[[ TEXT PROVIDED, beginning ]]
Density estimates now exist for well over a hundred planets with masses below 30 Earth masses, and the aggregate of results is bewildering. In a nutshell, planetary densities are all over the map. If you know the radius of a planet (but have no other information), you have virtually no basis for guessing its mass. Among planets that fall in the size range between Earth and Neptune (which has four times Earth’s radius), the range of masses at a given radius can vary by over a factor of 10. This huge variation points to a startling range in compositions that must run the gamut from dense worlds made of iron to puffy spheres that include ample supplies of hydrogen.
Very recently, however the confusion induced by the exoplanet density diagram has started to lift. Clarity is emerging from the extensive use of large ground-based telescopes to better measure the properties of the transiting planets’ parent stars, particularly their radii. Accurate knowledge of the star’s size leads directly to an improved handle on the size of its planets.
It is now clear that the distribution of planet sizes contains a distinct double-peaked shape. Planets with radii of about 1.75 times that of Earth are substantially less common either than planets that are slightly bigger than Earth or than those with 2.5 or more times Earth size. This planetary “radius gap” is telling us something important. Most likely, it delineates a fairly sharp transition between roughly Earth-sized worlds that are fundamentally terrestrial in character and planets with deep hydrogen-helium atmospheres that are hotter, smaller cousins to Uranus and Neptune.
[[ TEXT PROVIDED, end ]]
[[ DATA EXTRACT, beginning ]]
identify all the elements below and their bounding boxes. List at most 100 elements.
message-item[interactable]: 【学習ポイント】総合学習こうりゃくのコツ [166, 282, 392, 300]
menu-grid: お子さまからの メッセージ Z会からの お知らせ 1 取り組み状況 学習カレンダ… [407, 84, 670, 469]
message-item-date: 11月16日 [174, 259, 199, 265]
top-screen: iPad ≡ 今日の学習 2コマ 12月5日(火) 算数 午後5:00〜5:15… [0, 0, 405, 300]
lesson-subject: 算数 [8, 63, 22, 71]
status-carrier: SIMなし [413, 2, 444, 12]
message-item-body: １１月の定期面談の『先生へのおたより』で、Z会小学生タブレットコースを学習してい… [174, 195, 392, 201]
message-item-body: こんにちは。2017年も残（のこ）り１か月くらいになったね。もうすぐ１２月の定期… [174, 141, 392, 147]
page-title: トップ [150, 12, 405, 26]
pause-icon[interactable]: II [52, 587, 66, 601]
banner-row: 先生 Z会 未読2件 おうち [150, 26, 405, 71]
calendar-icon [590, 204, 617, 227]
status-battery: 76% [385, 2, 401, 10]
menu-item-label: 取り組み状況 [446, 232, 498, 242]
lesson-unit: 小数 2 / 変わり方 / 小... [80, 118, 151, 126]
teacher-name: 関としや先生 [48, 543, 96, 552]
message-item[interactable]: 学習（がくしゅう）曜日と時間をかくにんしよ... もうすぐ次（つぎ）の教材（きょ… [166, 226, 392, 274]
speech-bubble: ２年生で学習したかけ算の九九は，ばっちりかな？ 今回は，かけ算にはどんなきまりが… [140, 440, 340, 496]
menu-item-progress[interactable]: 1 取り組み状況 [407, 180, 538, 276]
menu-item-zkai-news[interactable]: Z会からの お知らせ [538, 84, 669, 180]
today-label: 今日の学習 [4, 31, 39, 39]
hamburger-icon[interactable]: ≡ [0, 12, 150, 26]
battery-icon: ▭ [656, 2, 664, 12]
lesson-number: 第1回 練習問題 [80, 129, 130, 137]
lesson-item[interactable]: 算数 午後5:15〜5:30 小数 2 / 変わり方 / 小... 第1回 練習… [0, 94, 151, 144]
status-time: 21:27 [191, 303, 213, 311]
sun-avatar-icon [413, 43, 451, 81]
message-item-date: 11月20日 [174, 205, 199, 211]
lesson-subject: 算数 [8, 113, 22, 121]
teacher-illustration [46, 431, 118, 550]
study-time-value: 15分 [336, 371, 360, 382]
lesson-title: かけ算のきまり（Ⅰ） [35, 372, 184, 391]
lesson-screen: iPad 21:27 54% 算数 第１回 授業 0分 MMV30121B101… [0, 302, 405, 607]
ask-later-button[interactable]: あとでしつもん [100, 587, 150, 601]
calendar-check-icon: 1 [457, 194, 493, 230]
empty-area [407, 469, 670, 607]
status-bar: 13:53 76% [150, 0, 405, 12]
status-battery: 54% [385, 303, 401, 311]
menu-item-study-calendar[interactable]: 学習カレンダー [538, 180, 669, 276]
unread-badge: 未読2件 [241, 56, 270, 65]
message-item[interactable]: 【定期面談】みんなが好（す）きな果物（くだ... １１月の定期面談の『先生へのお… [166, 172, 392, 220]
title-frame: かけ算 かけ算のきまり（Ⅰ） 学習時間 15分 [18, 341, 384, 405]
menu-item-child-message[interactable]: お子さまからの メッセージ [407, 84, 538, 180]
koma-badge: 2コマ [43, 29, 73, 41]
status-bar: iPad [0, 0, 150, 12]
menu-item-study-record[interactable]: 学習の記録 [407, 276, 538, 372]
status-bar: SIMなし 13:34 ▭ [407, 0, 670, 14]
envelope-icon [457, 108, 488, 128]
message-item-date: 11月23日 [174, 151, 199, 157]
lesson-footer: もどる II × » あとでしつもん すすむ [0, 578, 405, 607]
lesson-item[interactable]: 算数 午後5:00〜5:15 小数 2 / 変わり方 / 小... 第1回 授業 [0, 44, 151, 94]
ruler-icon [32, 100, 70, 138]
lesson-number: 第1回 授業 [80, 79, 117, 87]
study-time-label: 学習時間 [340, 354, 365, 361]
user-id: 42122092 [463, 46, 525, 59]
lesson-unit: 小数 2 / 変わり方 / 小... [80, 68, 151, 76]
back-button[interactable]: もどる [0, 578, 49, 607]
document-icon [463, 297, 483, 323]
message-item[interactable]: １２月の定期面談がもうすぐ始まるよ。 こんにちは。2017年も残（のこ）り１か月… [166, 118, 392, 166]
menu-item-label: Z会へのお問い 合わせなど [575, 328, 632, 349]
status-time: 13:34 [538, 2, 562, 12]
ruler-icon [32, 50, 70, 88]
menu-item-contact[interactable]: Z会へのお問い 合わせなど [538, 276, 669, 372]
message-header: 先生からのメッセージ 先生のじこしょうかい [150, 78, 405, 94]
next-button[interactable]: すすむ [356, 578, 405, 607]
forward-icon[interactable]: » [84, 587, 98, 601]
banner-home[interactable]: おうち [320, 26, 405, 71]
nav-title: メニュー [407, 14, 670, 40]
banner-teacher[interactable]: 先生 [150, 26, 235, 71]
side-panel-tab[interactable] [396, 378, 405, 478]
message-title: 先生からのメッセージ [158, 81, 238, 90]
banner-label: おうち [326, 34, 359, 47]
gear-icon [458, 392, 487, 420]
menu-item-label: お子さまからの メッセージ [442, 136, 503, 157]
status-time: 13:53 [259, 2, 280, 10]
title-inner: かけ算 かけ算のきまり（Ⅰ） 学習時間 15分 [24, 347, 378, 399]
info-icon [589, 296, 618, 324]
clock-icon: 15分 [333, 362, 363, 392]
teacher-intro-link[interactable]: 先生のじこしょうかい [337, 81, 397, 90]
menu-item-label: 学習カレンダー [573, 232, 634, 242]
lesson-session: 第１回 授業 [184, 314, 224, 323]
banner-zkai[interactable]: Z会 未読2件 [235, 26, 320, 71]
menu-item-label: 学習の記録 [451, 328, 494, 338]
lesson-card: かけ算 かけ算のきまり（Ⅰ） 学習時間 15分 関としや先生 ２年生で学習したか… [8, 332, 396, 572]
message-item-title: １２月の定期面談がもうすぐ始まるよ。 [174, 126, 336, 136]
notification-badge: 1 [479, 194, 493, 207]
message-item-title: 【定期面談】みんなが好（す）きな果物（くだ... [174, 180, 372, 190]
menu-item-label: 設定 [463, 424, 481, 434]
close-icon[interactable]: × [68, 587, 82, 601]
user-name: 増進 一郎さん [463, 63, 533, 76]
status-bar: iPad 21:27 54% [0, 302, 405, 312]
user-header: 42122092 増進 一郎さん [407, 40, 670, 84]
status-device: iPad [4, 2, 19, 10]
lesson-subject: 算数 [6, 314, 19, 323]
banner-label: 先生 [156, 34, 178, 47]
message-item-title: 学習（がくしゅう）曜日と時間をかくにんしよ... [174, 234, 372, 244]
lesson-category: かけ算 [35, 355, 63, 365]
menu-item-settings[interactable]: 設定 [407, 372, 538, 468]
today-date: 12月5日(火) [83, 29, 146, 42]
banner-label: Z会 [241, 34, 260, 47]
[[ DATA EXTRACT, end ]]
• **DIRECTIONS**:
1. Copy the passage on exoplanet densities word for word, starting at "It is now clear" and ending at "Uranus and Neptune.".
2. Carry on the passage on exoplanet densities from the point where it stops.

• **OUTPUTS FOR THE TASKS**:
1.
It is now clear that the distribution of planet sizes contains a distinct double-peaked shape. Planets with radii of about 1.75 times that of Earth are substantially less common either than planets that are slightly bigger than Earth or than those with 2.5 or more times Earth size. This planetary “radius gap” is telling us something important. Most likely, it delineates a fairly sharp transition between roughly Earth-sized worlds that are fundamentally terrestrial in character and planets with deep hydrogen-helium atmospheres that are hotter, smaller cousins to Uranus and Neptune.

2.
A separate, and even more intriguing insight was elucidated by a team led by Lauren Weiss, a postdoctoral researcher at the University of Montreal, who established the existence of a curious organizing principle for the sprawl of planetary masses and sizes. The planets within a particular system tend to have very similar sizes (and masses) and tend to adhere to a geometric uniformity of spacing, much like the arrangement of peas in a pod.
While there are hints of this phenomenon among the sun’s planets (Earth and Venus present a uniform pair, as do Uranus and Neptune) it is much more pronounced among the systems discovered by the Kepler mission. The origins of this curious intra-system uniformity are as-yet completely unclear, and they provide an interesting constraint on the planet formation process. That is, a mechanism must exist to coordinate the growth and spacing of planets within a given system, even as these attributes vary wildly from star to star.
Astronomers are on the cusp of adding very substantially to the planetary data trove. NASA’s TESS Mission, the successor to Kepler, was successfully launched in April of this year and is currently monitoring stars for transiting planets. During its two-year prime mission, TESS will survey the entire sky, sifting over a thousand new planets from a sample of roughly 200,000 bright nearby stars.
Simultaneously, a slew of new high-precision spectrographs for making Doppler velocity measurements are coming online. A recent conference featured presentations from 23 separate teams, many of whom described instruments (such as EXPRES in the Northern Hemisphere and ESPRESSO in the Southern) which are already taking data, and which will reach the velocity precisions of order centimeters per second that are required to sense Earth-like planets in Earth-like orbits.
The Milky Way contains over a trillion planets. While we are nowhere remotely close to a full accounting of this vast population, the outlines of the distribution, and how it came to be, are rapidly falling within our grasp.